EXTRACTED MATERIAL –
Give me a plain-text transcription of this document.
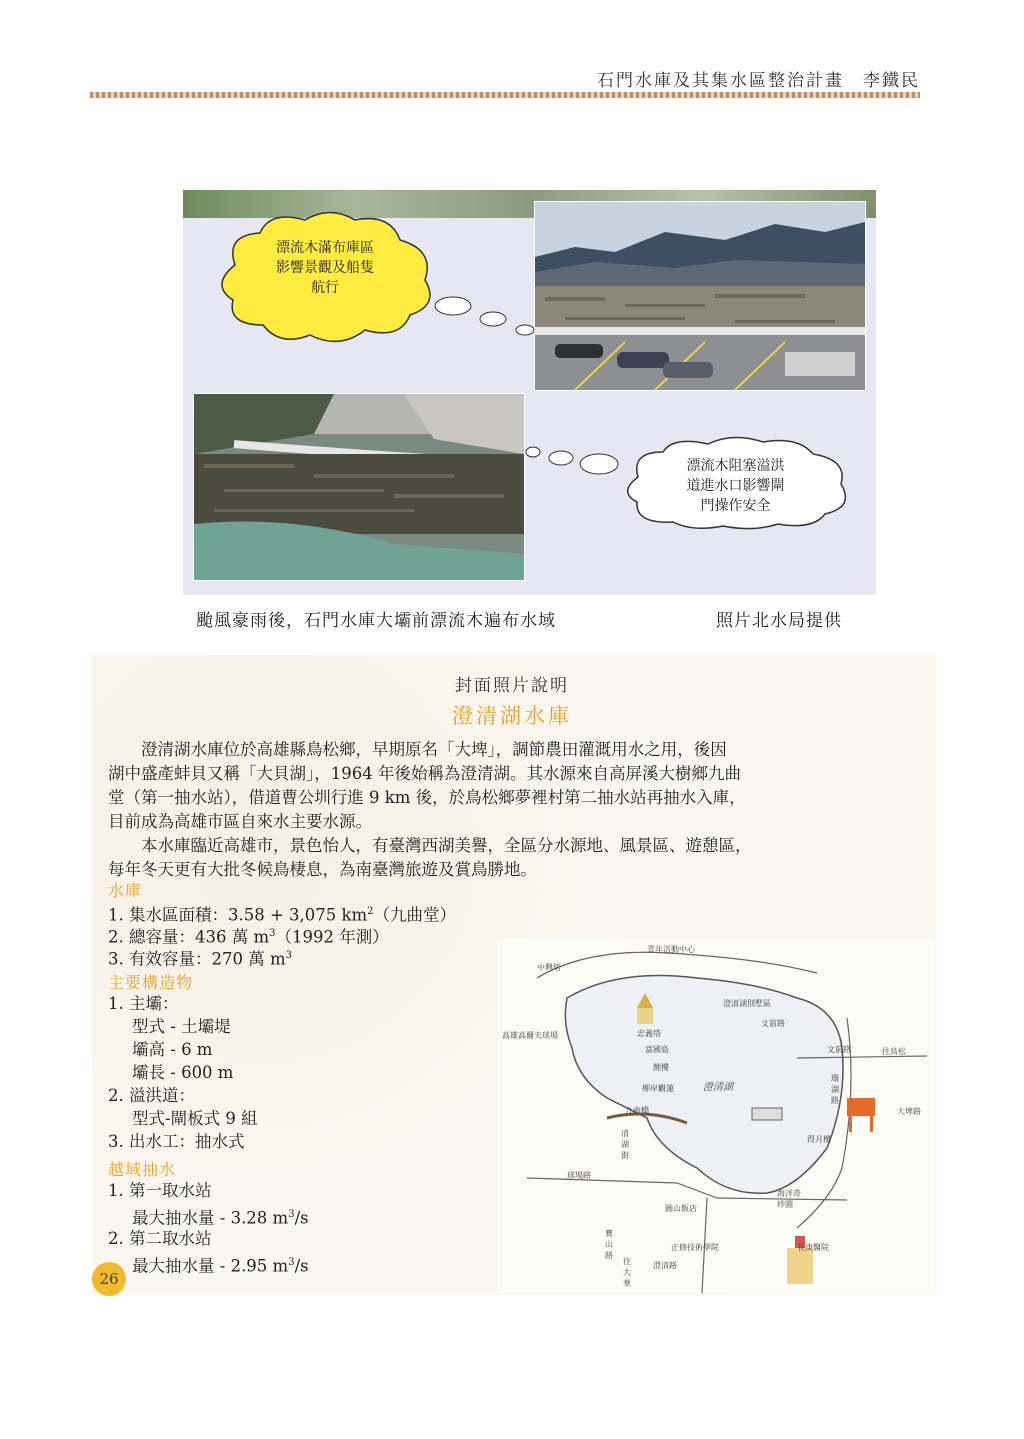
石門水庫及其集水區整治計畫　李鐵民
漂流木滿布庫區
影響景觀及船隻
航行
漂流木阻塞溢洪
道進水口影響閘
門操作安全
颱風豪雨後，石門水庫大壩前漂流木遍布水域	照片北水局提供
封面照片說明
澄清湖水庫
澄清湖水庫位於高雄縣鳥松鄉，早期原名「大埤」，調節農田灌溉用水之用，後因
湖中盛產蚌貝又稱「大貝湖」，1964 年後始稱為澄清湖。其水源來自高屏溪大樹鄉九曲
堂（第一抽水站），借道曹公圳行進 9 km 後，於鳥松鄉夢裡村第二抽水站再抽水入庫，
目前成為高雄市區自來水主要水源。
本水庫臨近高雄市，景色怡人，有臺灣西湖美譽，全區分水源地、風景區、遊憩區，
每年冬天更有大批冬候鳥棲息，為南臺灣旅遊及賞鳥勝地。
水庫
1. 集水區面積：3.58 + 3,075 $km^2$（九曲堂）
2. 總容量：436 萬 $m^3(1992$ 年測）
3. 有效容量：270 萬 $m^3$
主要構造物
1. 主壩：
型式 - 土壩堤
壩高 - 6 m
壩長 - 600 m
2. 溢洪道：
型式-閘板式 9 組
3. 出水工：抽水式
越域抽水
1. 第一取水站
最大抽水量 - 3.28 $m^3/s$
2. 第二取水站
最大抽水量 - 2.95 $m^3/s$
青年活動中心
中興塔
忠義塔
澄清湖別墅區
文前路
富國島
高雄高爾夫球場
鯉樓
文前路	往鳥松
柳岸觀蓮	澄清湖
環湖路
九曲橋	大埤路
得月樓
清湖街
球場路
海洋奇珍園
圓山飯店
寶山路
正修技術學院	長庚醫院
往大華
澄清路
26
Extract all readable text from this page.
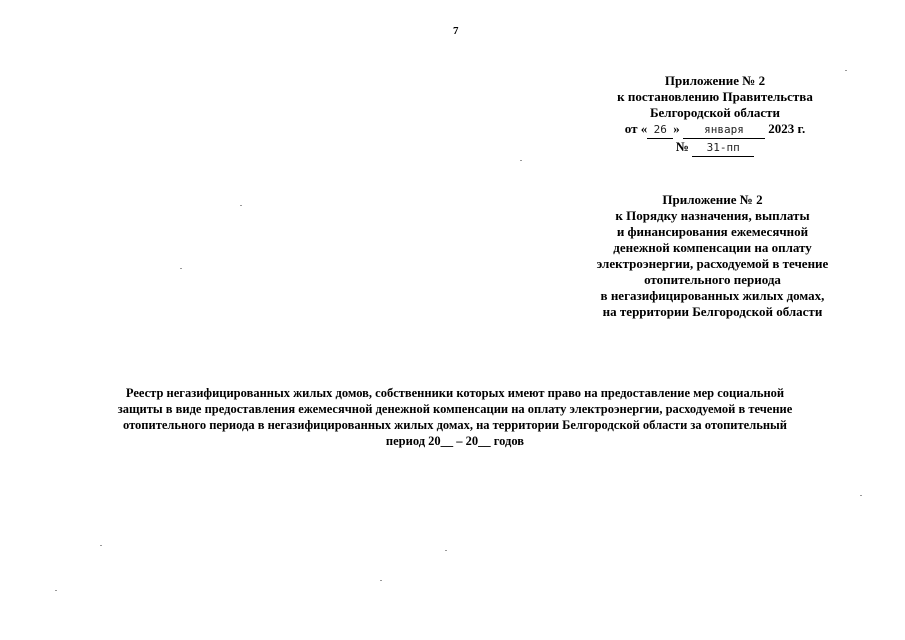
7
Приложение № 2
к постановлению Правительства
Белгородской области
от « 26 » января 2023 г.
№ 31-пп
Приложение № 2
к Порядку назначения, выплаты
и финансирования ежемесячной
денежной компенсации на оплату
электроэнергии, расходуемой в течение
отопительного периода
в негазифицированных жилых домах,
на территории Белгородской области
Реестр негазифицированных жилых домов, собственники которых имеют право на предоставление мер социальной
защиты в виде предоставления ежемесячной денежной компенсации на оплату электроэнергии, расходуемой в течение
отопительного периода в негазифицированных жилых домах, на территории Белгородской области за отопительный
период 20__ – 20__ годов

WHAT YOU WILL DO – All preceding records should be duplicated verbatim, images excepted.

ANSWER TO THIS TASK –
Give me a plain-text transcription of this document.
石門水庫及其集水區整治計畫　李鐵民
漂流木滿布庫區
影響景觀及船隻
航行
漂流木阻塞溢洪
道進水口影響閘
門操作安全
颱風豪雨後，石門水庫大壩前漂流木遍布水域	照片北水局提供
封面照片說明
澄清湖水庫
澄清湖水庫位於高雄縣鳥松鄉，早期原名「大埤」，調節農田灌溉用水之用，後因
湖中盛產蚌貝又稱「大貝湖」，1964 年後始稱為澄清湖。其水源來自高屏溪大樹鄉九曲
堂（第一抽水站），借道曹公圳行進 9 km 後，於鳥松鄉夢裡村第二抽水站再抽水入庫，
目前成為高雄市區自來水主要水源。
本水庫臨近高雄市，景色怡人，有臺灣西湖美譽，全區分水源地、風景區、遊憩區，
每年冬天更有大批冬候鳥棲息，為南臺灣旅遊及賞鳥勝地。
水庫
1. 集水區面積：3.58 + 3,075 $km^2$（九曲堂）
2. 總容量：436 萬 $m^3(1992$ 年測）
3. 有效容量：270 萬 $m^3$
主要構造物
1. 主壩：
型式 - 土壩堤
壩高 - 6 m
壩長 - 600 m
2. 溢洪道：
型式-閘板式 9 組
3. 出水工：抽水式
越域抽水
1. 第一取水站
最大抽水量 - 3.28 $m^3/s$
2. 第二取水站
最大抽水量 - 2.95 $m^3/s$
青年活動中心
中興塔
忠義塔
澄清湖別墅區
文前路
富國島
高雄高爾夫球場
鯉樓
文前路	往鳥松
柳岸觀蓮	澄清湖
環湖路
九曲橋	大埤路
得月樓
清湖街
球場路
海洋奇珍園
圓山飯店
寶山路
正修技術學院	長庚醫院
往大華
澄清路
26
Extract all readable text from this page.
7
Приложение № 2
к постановлению Правительства
Белгородской области
от « 26 » января 2023 г.
№ 31-пп
Приложение № 2
к Порядку назначения, выплаты
и финансирования ежемесячной
денежной компенсации на оплату
электроэнергии, расходуемой в течение
отопительного периода
в негазифицированных жилых домах,
на территории Белгородской области
Реестр негазифицированных жилых домов, собственники которых имеют право на предоставление мер социальной
защиты в виде предоставления ежемесячной денежной компенсации на оплату электроэнергии, расходуемой в течение
отопительного периода в негазифицированных жилых домах, на территории Белгородской области за отопительный
период 20__ – 20__ годов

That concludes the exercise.